▸ **Task goal**
Pictures aside, write out every record exactly as it appears.

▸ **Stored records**
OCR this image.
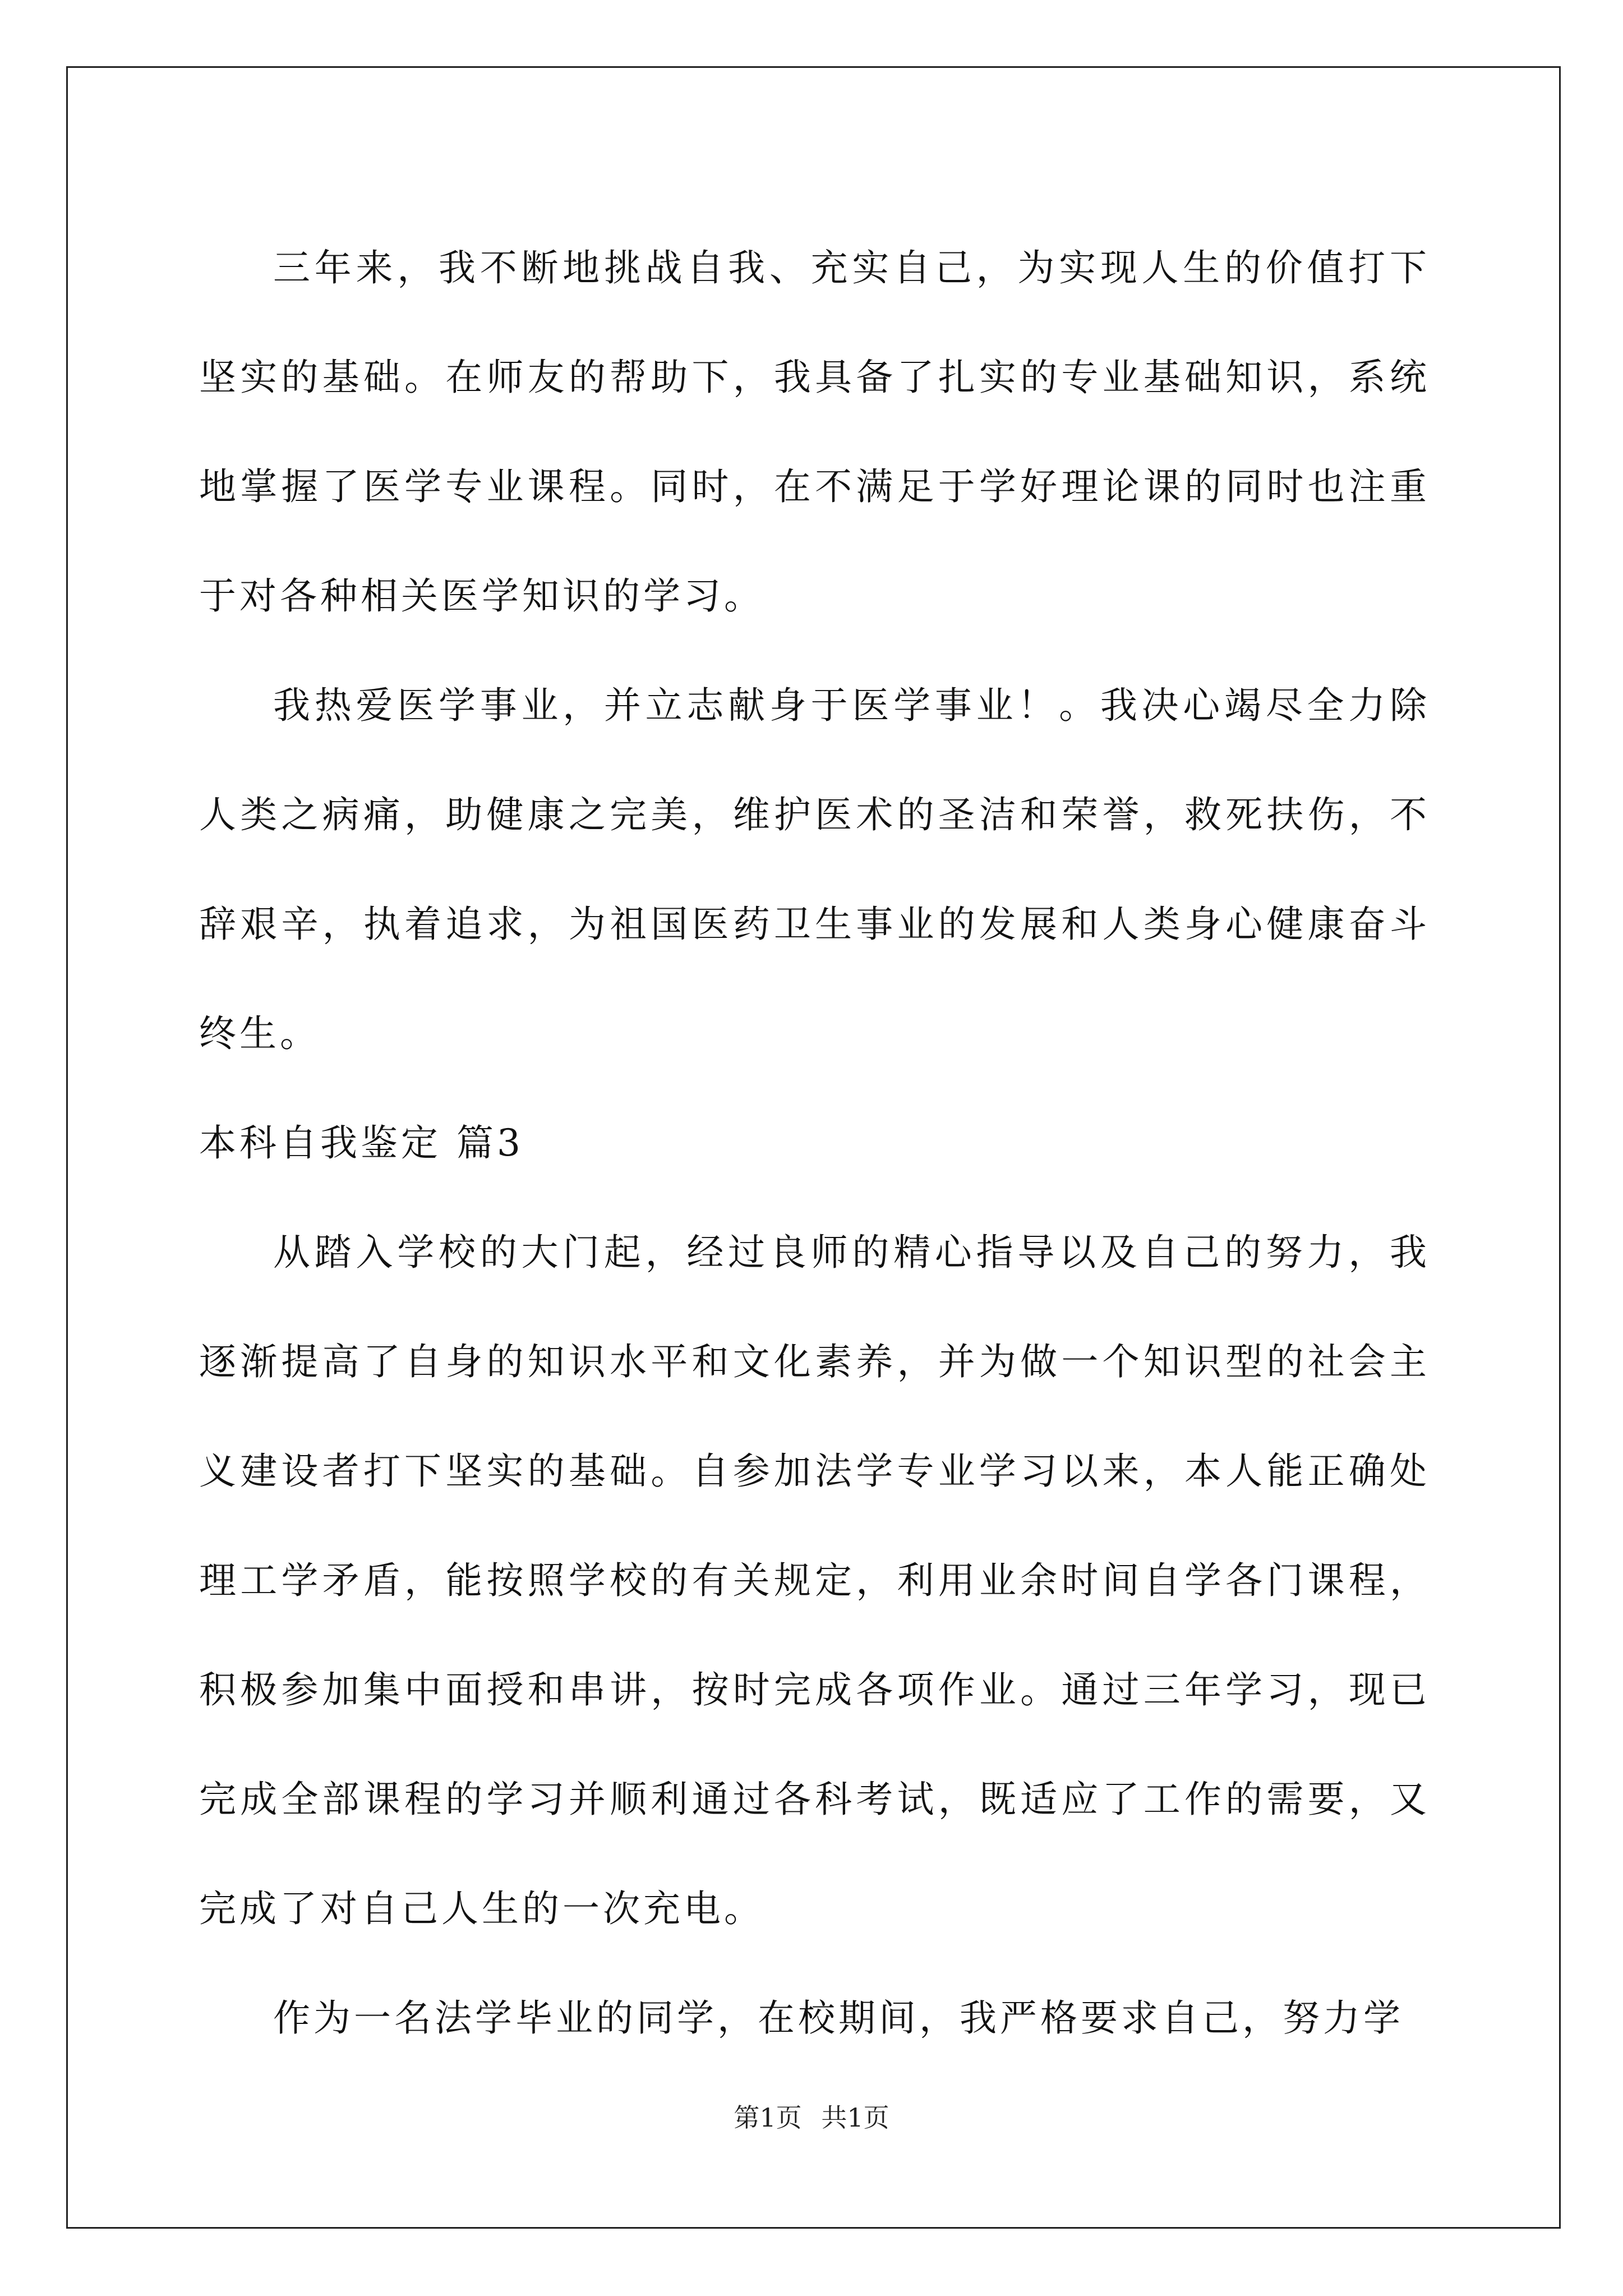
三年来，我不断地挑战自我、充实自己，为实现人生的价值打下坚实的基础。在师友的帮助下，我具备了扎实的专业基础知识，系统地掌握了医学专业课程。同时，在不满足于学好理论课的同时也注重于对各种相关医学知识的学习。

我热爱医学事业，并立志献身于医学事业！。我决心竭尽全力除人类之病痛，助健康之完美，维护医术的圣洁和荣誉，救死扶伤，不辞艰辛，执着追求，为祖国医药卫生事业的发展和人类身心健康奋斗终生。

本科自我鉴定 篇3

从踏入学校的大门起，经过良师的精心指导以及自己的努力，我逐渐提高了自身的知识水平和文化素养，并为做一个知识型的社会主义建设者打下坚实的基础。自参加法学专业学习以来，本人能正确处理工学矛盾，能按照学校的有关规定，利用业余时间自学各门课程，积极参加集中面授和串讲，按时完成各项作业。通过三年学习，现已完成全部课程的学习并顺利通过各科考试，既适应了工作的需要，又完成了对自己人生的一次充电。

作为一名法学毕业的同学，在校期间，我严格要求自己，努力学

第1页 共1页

▸ **Answer to the task**
OCR this image.
三年来，我不断地挑战自我、充实自己，为实现人生的价值打下坚实的基础。在师友的帮助下，我具备了扎实的专业基础知识，系统地掌握了医学专业课程。同时，在不满足于学好理论课的同时也注重于对各种相关医学知识的学习。

我热爱医学事业，并立志献身于医学事业！。我决心竭尽全力除人类之病痛，助健康之完美，维护医术的圣洁和荣誉，救死扶伤，不辞艰辛，执着追求，为祖国医药卫生事业的发展和人类身心健康奋斗终生。

本科自我鉴定 篇3

从踏入学校的大门起，经过良师的精心指导以及自己的努力，我逐渐提高了自身的知识水平和文化素养，并为做一个知识型的社会主义建设者打下坚实的基础。自参加法学专业学习以来，本人能正确处理工学矛盾，能按照学校的有关规定，利用业余时间自学各门课程，积极参加集中面授和串讲，按时完成各项作业。通过三年学习，现已完成全部课程的学习并顺利通过各科考试，既适应了工作的需要，又完成了对自己人生的一次充电。

作为一名法学毕业的同学，在校期间，我严格要求自己，努力学

第1页 共1页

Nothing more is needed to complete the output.